Rows from a figure dataset:
++++++++++

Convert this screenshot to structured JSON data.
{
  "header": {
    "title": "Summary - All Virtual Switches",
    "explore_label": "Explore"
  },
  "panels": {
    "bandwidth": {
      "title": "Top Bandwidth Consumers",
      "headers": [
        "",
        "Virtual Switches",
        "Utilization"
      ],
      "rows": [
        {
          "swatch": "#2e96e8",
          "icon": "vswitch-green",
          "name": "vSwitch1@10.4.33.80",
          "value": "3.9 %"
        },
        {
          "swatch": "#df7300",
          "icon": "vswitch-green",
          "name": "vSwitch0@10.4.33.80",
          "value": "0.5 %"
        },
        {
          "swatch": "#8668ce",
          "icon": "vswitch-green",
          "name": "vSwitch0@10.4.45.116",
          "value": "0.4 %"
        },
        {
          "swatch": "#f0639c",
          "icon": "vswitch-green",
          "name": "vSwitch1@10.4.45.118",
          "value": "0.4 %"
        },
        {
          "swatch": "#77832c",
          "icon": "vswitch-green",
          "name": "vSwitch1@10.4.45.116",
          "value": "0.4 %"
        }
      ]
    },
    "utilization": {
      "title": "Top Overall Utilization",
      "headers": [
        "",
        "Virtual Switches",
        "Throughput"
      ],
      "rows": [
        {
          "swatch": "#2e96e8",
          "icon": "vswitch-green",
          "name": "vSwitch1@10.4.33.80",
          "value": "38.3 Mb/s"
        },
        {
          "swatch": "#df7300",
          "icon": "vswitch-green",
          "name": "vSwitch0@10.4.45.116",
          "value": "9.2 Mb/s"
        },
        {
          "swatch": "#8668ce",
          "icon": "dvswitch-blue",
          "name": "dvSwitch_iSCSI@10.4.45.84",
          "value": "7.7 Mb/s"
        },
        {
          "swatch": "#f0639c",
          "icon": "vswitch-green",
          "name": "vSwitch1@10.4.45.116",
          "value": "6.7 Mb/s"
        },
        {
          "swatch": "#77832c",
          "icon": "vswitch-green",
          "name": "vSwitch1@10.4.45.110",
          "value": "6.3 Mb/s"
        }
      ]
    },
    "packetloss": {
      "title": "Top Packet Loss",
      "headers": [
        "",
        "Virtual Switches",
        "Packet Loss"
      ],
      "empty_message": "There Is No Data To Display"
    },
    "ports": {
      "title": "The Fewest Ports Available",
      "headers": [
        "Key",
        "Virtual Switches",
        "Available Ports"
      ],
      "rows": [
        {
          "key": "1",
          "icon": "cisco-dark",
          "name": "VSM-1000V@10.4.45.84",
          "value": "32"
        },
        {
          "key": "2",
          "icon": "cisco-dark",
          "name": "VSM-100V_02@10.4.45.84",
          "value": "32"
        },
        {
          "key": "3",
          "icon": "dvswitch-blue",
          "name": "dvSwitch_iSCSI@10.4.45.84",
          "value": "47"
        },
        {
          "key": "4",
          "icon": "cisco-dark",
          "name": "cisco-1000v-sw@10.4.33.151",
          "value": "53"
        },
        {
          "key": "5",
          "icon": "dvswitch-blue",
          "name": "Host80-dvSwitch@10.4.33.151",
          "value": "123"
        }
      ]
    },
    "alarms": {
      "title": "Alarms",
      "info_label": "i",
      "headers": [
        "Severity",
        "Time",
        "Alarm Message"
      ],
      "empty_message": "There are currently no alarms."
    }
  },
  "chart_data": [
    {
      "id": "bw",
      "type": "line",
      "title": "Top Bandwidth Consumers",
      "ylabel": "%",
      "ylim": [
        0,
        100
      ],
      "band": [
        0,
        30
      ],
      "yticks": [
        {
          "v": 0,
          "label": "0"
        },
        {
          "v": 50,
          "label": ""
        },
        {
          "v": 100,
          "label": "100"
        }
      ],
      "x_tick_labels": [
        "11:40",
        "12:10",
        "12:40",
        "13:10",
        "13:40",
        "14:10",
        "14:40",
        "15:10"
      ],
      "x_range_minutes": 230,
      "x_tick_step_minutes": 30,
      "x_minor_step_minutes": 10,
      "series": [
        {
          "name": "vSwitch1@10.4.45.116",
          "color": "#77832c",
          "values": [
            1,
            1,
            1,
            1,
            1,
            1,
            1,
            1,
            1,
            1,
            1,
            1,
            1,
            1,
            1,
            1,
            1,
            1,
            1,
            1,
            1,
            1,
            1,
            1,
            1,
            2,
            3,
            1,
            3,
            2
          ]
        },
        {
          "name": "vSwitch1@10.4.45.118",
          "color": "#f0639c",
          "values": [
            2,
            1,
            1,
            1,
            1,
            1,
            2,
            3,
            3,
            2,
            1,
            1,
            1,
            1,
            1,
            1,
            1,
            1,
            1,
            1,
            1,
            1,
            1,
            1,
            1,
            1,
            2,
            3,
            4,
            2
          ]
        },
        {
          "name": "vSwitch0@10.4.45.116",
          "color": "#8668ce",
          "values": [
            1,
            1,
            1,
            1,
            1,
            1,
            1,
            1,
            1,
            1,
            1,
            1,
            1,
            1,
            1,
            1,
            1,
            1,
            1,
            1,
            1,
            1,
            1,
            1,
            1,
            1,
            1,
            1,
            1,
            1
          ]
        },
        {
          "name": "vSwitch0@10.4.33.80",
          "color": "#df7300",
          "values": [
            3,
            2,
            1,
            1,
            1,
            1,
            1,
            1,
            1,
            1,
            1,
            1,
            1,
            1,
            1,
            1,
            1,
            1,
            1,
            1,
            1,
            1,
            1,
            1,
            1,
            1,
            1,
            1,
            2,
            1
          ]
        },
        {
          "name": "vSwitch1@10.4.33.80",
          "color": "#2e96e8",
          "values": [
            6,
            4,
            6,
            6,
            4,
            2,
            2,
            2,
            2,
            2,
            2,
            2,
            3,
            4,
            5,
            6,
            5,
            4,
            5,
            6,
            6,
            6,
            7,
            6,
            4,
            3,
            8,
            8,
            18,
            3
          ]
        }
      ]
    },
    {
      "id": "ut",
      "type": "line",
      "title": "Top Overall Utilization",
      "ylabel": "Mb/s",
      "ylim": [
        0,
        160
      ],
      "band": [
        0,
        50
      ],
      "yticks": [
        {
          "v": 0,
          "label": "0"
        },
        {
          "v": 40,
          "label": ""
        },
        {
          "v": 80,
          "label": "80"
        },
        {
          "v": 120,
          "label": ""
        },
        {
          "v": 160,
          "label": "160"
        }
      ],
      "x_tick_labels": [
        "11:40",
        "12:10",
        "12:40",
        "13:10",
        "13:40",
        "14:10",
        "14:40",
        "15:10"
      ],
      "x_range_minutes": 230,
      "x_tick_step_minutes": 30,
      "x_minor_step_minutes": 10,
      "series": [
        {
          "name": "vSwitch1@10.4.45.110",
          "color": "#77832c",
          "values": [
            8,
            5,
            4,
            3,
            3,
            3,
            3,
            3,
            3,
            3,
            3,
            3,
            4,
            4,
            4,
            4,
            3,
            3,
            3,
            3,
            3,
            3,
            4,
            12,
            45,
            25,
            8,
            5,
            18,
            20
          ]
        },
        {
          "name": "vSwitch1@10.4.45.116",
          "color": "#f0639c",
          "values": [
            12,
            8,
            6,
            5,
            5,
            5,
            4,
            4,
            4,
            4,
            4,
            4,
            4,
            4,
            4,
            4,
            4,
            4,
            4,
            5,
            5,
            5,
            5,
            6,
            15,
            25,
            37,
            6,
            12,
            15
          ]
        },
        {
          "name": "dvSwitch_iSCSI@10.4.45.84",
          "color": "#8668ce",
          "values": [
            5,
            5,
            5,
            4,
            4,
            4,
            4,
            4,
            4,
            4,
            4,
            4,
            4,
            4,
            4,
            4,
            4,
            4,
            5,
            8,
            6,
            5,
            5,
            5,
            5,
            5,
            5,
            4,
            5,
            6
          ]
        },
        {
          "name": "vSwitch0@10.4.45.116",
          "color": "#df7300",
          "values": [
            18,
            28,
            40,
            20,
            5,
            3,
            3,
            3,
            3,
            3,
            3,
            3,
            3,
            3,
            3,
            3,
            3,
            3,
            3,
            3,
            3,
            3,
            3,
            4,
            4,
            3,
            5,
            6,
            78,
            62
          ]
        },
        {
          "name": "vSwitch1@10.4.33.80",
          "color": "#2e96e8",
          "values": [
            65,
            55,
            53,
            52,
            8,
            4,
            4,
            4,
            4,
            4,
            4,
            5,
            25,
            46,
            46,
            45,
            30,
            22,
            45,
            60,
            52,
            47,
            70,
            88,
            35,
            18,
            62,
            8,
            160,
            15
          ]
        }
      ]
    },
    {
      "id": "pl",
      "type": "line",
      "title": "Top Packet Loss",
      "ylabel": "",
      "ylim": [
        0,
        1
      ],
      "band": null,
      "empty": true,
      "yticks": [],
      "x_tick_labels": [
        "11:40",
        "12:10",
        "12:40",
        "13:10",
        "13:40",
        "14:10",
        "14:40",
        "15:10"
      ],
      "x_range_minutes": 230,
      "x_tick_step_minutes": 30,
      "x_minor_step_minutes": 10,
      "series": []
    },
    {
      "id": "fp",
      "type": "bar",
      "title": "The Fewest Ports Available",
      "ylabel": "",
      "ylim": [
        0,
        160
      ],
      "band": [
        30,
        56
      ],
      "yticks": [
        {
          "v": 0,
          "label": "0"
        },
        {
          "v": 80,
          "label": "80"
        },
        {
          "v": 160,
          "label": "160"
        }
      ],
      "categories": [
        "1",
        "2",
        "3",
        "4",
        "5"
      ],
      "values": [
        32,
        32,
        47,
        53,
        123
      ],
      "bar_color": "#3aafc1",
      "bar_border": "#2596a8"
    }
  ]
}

++++++++++

→ **WRITTEN EXERCISE**
Extract every line above that contains the word "There".

→ **EXERCISE ANSWER**
      "empty_message": "There Is No Data To Display"
      "empty_message": "There are currently no alarms."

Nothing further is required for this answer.